What the exercise asks →
For each line below that includes the word "filled", make a copy.

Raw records
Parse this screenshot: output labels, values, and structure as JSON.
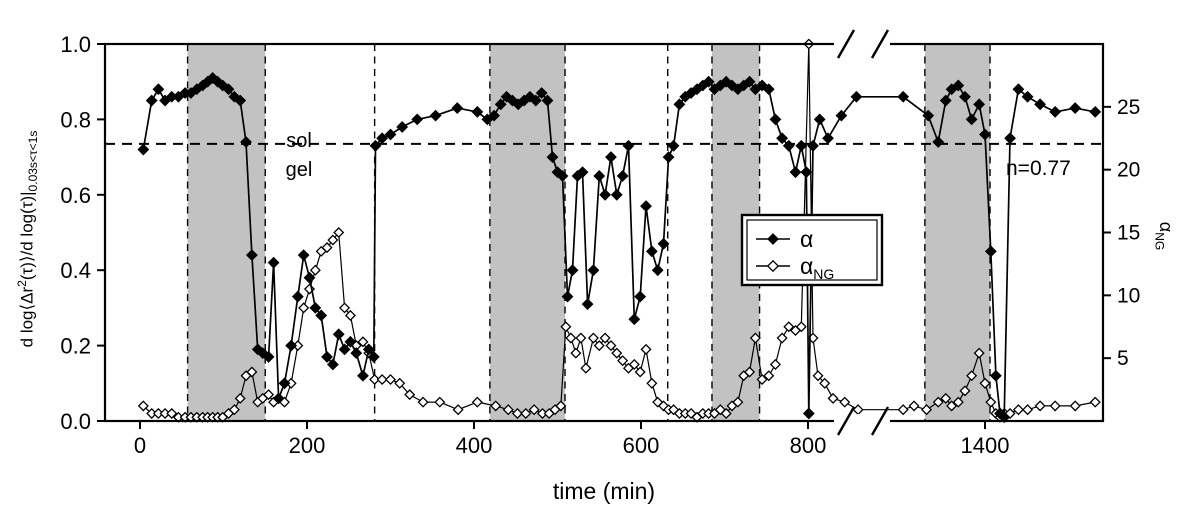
{
  "colors": {
    "band": "#c2c2c2",
    "line": "#000000",
    "background": "#ffffff"
  },
  "labels": {
    "xlabel": "time (min)",
    "ylabel_left": {
      "p1": "d log⟨Δr",
      "sup": "2",
      "p2": "(τ)⟩/d log(τ)|",
      "sub": "0.03s<τ<1s"
    },
    "ylabel_right": {
      "p1": "α",
      "sub": "NG"
    }
  },
  "legend": [
    {
      "label": "α",
      "sub": "",
      "marker": "filled-diamond"
    },
    {
      "label": "α",
      "sub": "NG",
      "marker": "open-diamond"
    }
  ],
  "chart_data": {
    "type": "line",
    "title": "",
    "xlabel": "time (min)",
    "x_ticks": [
      0,
      200,
      400,
      600,
      800,
      1400
    ],
    "x_axis_break": {
      "hidden_range": [
        880,
        1280
      ]
    },
    "left_axis": {
      "label": "d log⟨Δr2(τ)⟩/d log(τ)|0.03s<τ<1s",
      "range": [
        0,
        1.0
      ],
      "ticks": [
        0.0,
        0.2,
        0.4,
        0.6,
        0.8,
        1.0
      ]
    },
    "right_axis": {
      "label": "αNG",
      "range": [
        0,
        30
      ],
      "ticks": [
        5,
        10,
        15,
        20,
        25
      ]
    },
    "gel_line": 0.735,
    "annotations": {
      "sol_label": "sol",
      "gel_label": "gel",
      "fit_label": "n=0.77"
    },
    "shaded_bands": [
      [
        57,
        150
      ],
      [
        419,
        509
      ],
      [
        685,
        742
      ],
      [
        1328,
        1406
      ]
    ],
    "dashed_vlines": [
      57,
      150,
      281,
      419,
      509,
      632,
      685,
      742,
      1328,
      1406
    ],
    "series": [
      {
        "name": "alpha",
        "axis": "left",
        "marker": "filled-diamond",
        "points": [
          [
            4,
            0.72
          ],
          [
            14,
            0.85
          ],
          [
            22,
            0.88
          ],
          [
            30,
            0.85
          ],
          [
            38,
            0.86
          ],
          [
            46,
            0.86
          ],
          [
            54,
            0.87
          ],
          [
            61,
            0.87
          ],
          [
            68,
            0.88
          ],
          [
            75,
            0.89
          ],
          [
            81,
            0.9
          ],
          [
            87,
            0.91
          ],
          [
            93,
            0.9
          ],
          [
            99,
            0.89
          ],
          [
            106,
            0.88
          ],
          [
            113,
            0.86
          ],
          [
            120,
            0.85
          ],
          [
            127,
            0.74
          ],
          [
            134,
            0.44
          ],
          [
            141,
            0.19
          ],
          [
            147,
            0.18
          ],
          [
            154,
            0.17
          ],
          [
            160,
            0.42
          ],
          [
            166,
            0.06
          ],
          [
            173,
            0.1
          ],
          [
            181,
            0.2
          ],
          [
            189,
            0.33
          ],
          [
            196,
            0.44
          ],
          [
            203,
            0.38
          ],
          [
            210,
            0.3
          ],
          [
            217,
            0.28
          ],
          [
            224,
            0.17
          ],
          [
            231,
            0.15
          ],
          [
            238,
            0.23
          ],
          [
            245,
            0.19
          ],
          [
            252,
            0.21
          ],
          [
            259,
            0.18
          ],
          [
            267,
            0.12
          ],
          [
            274,
            0.19
          ],
          [
            280,
            0.17
          ],
          [
            282,
            0.73
          ],
          [
            290,
            0.75
          ],
          [
            300,
            0.76
          ],
          [
            314,
            0.78
          ],
          [
            332,
            0.8
          ],
          [
            354,
            0.81
          ],
          [
            380,
            0.83
          ],
          [
            404,
            0.82
          ],
          [
            416,
            0.8
          ],
          [
            424,
            0.81
          ],
          [
            432,
            0.84
          ],
          [
            439,
            0.86
          ],
          [
            446,
            0.85
          ],
          [
            453,
            0.84
          ],
          [
            460,
            0.85
          ],
          [
            467,
            0.86
          ],
          [
            474,
            0.85
          ],
          [
            481,
            0.87
          ],
          [
            488,
            0.85
          ],
          [
            494,
            0.7
          ],
          [
            500,
            0.66
          ],
          [
            506,
            0.65
          ],
          [
            512,
            0.33
          ],
          [
            518,
            0.4
          ],
          [
            524,
            0.65
          ],
          [
            530,
            0.66
          ],
          [
            536,
            0.31
          ],
          [
            543,
            0.4
          ],
          [
            550,
            0.65
          ],
          [
            557,
            0.6
          ],
          [
            564,
            0.7
          ],
          [
            571,
            0.6
          ],
          [
            578,
            0.65
          ],
          [
            585,
            0.73
          ],
          [
            592,
            0.27
          ],
          [
            599,
            0.33
          ],
          [
            606,
            0.57
          ],
          [
            613,
            0.45
          ],
          [
            620,
            0.4
          ],
          [
            627,
            0.47
          ],
          [
            633,
            0.7
          ],
          [
            639,
            0.73
          ],
          [
            646,
            0.84
          ],
          [
            653,
            0.86
          ],
          [
            660,
            0.87
          ],
          [
            667,
            0.88
          ],
          [
            674,
            0.89
          ],
          [
            681,
            0.9
          ],
          [
            688,
            0.88
          ],
          [
            695,
            0.89
          ],
          [
            702,
            0.9
          ],
          [
            709,
            0.89
          ],
          [
            716,
            0.88
          ],
          [
            723,
            0.89
          ],
          [
            730,
            0.9
          ],
          [
            737,
            0.88
          ],
          [
            745,
            0.89
          ],
          [
            753,
            0.88
          ],
          [
            761,
            0.8
          ],
          [
            769,
            0.75
          ],
          [
            777,
            0.73
          ],
          [
            785,
            0.66
          ],
          [
            792,
            0.73
          ],
          [
            798,
            0.66
          ],
          [
            801,
            0.02
          ],
          [
            806,
            0.73
          ],
          [
            814,
            0.8
          ],
          [
            824,
            0.75
          ],
          [
            840,
            0.81
          ],
          [
            858,
            0.86
          ],
          [
            1302,
            0.86
          ],
          [
            1332,
            0.81
          ],
          [
            1344,
            0.74
          ],
          [
            1353,
            0.85
          ],
          [
            1360,
            0.88
          ],
          [
            1368,
            0.89
          ],
          [
            1376,
            0.86
          ],
          [
            1384,
            0.8
          ],
          [
            1393,
            0.84
          ],
          [
            1400,
            0.76
          ],
          [
            1407,
            0.45
          ],
          [
            1413,
            0.12
          ],
          [
            1418,
            0.02
          ],
          [
            1423,
            0.01
          ],
          [
            1430,
            0.75
          ],
          [
            1440,
            0.88
          ],
          [
            1451,
            0.86
          ],
          [
            1466,
            0.84
          ],
          [
            1484,
            0.82
          ],
          [
            1508,
            0.83
          ],
          [
            1532,
            0.82
          ]
        ]
      },
      {
        "name": "alpha_NG",
        "axis": "right",
        "marker": "open-diamond",
        "points": [
          [
            4,
            1.2
          ],
          [
            14,
            0.6
          ],
          [
            22,
            0.6
          ],
          [
            30,
            0.6
          ],
          [
            38,
            0.6
          ],
          [
            46,
            0.3
          ],
          [
            54,
            0.3
          ],
          [
            61,
            0.3
          ],
          [
            68,
            0.3
          ],
          [
            75,
            0.3
          ],
          [
            81,
            0.3
          ],
          [
            87,
            0.3
          ],
          [
            93,
            0.3
          ],
          [
            99,
            0.3
          ],
          [
            106,
            0.6
          ],
          [
            113,
            0.9
          ],
          [
            120,
            1.8
          ],
          [
            127,
            3.6
          ],
          [
            134,
            3.9
          ],
          [
            141,
            1.5
          ],
          [
            147,
            1.8
          ],
          [
            154,
            2.1
          ],
          [
            160,
            1.5
          ],
          [
            166,
            1.8
          ],
          [
            173,
            1.5
          ],
          [
            181,
            3.0
          ],
          [
            189,
            6.0
          ],
          [
            196,
            9.0
          ],
          [
            203,
            10.5
          ],
          [
            210,
            12.0
          ],
          [
            217,
            13.5
          ],
          [
            224,
            13.8
          ],
          [
            231,
            14.4
          ],
          [
            238,
            15.0
          ],
          [
            245,
            9.0
          ],
          [
            252,
            8.4
          ],
          [
            259,
            6.0
          ],
          [
            267,
            6.3
          ],
          [
            274,
            5.4
          ],
          [
            281,
            3.3
          ],
          [
            290,
            3.3
          ],
          [
            300,
            3.3
          ],
          [
            311,
            3.0
          ],
          [
            323,
            2.1
          ],
          [
            339,
            1.5
          ],
          [
            359,
            1.5
          ],
          [
            381,
            0.9
          ],
          [
            404,
            1.5
          ],
          [
            426,
            1.2
          ],
          [
            441,
            0.9
          ],
          [
            452,
            0.6
          ],
          [
            462,
            0.6
          ],
          [
            472,
            0.9
          ],
          [
            482,
            0.6
          ],
          [
            490,
            0.6
          ],
          [
            497,
            0.9
          ],
          [
            504,
            1.2
          ],
          [
            510,
            7.5
          ],
          [
            516,
            6.6
          ],
          [
            522,
            5.4
          ],
          [
            528,
            6.6
          ],
          [
            534,
            4.2
          ],
          [
            543,
            6.6
          ],
          [
            550,
            6.0
          ],
          [
            557,
            6.6
          ],
          [
            564,
            6.0
          ],
          [
            571,
            5.4
          ],
          [
            578,
            4.8
          ],
          [
            585,
            4.2
          ],
          [
            592,
            4.5
          ],
          [
            599,
            3.9
          ],
          [
            606,
            5.7
          ],
          [
            613,
            3.0
          ],
          [
            620,
            1.5
          ],
          [
            627,
            1.2
          ],
          [
            633,
            0.9
          ],
          [
            639,
            0.9
          ],
          [
            646,
            0.6
          ],
          [
            653,
            0.6
          ],
          [
            660,
            0.6
          ],
          [
            667,
            0.3
          ],
          [
            674,
            0.6
          ],
          [
            681,
            0.6
          ],
          [
            688,
            0.6
          ],
          [
            695,
            0.9
          ],
          [
            702,
            0.6
          ],
          [
            709,
            1.2
          ],
          [
            716,
            1.5
          ],
          [
            723,
            3.6
          ],
          [
            730,
            3.9
          ],
          [
            737,
            6.6
          ],
          [
            745,
            3.3
          ],
          [
            753,
            3.6
          ],
          [
            761,
            4.5
          ],
          [
            769,
            6.6
          ],
          [
            777,
            7.5
          ],
          [
            785,
            7.2
          ],
          [
            792,
            7.5
          ],
          [
            801,
            30
          ],
          [
            806,
            6.6
          ],
          [
            812,
            3.6
          ],
          [
            820,
            3.0
          ],
          [
            830,
            1.8
          ],
          [
            844,
            1.5
          ],
          [
            860,
            0.9
          ],
          [
            1302,
            0.9
          ],
          [
            1315,
            1.2
          ],
          [
            1330,
            0.9
          ],
          [
            1344,
            1.5
          ],
          [
            1353,
            1.8
          ],
          [
            1360,
            1.2
          ],
          [
            1368,
            1.5
          ],
          [
            1376,
            2.4
          ],
          [
            1384,
            3.6
          ],
          [
            1393,
            5.4
          ],
          [
            1400,
            3.0
          ],
          [
            1407,
            1.5
          ],
          [
            1413,
            0.6
          ],
          [
            1418,
            0.3
          ],
          [
            1423,
            0.6
          ],
          [
            1430,
            0.6
          ],
          [
            1440,
            0.9
          ],
          [
            1451,
            0.9
          ],
          [
            1466,
            1.2
          ],
          [
            1484,
            1.2
          ],
          [
            1508,
            1.2
          ],
          [
            1532,
            1.5
          ]
        ]
      }
    ]
  }
}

Answer to this task →
      "marker": "filled-diamond"
        "marker": "filled-diamond",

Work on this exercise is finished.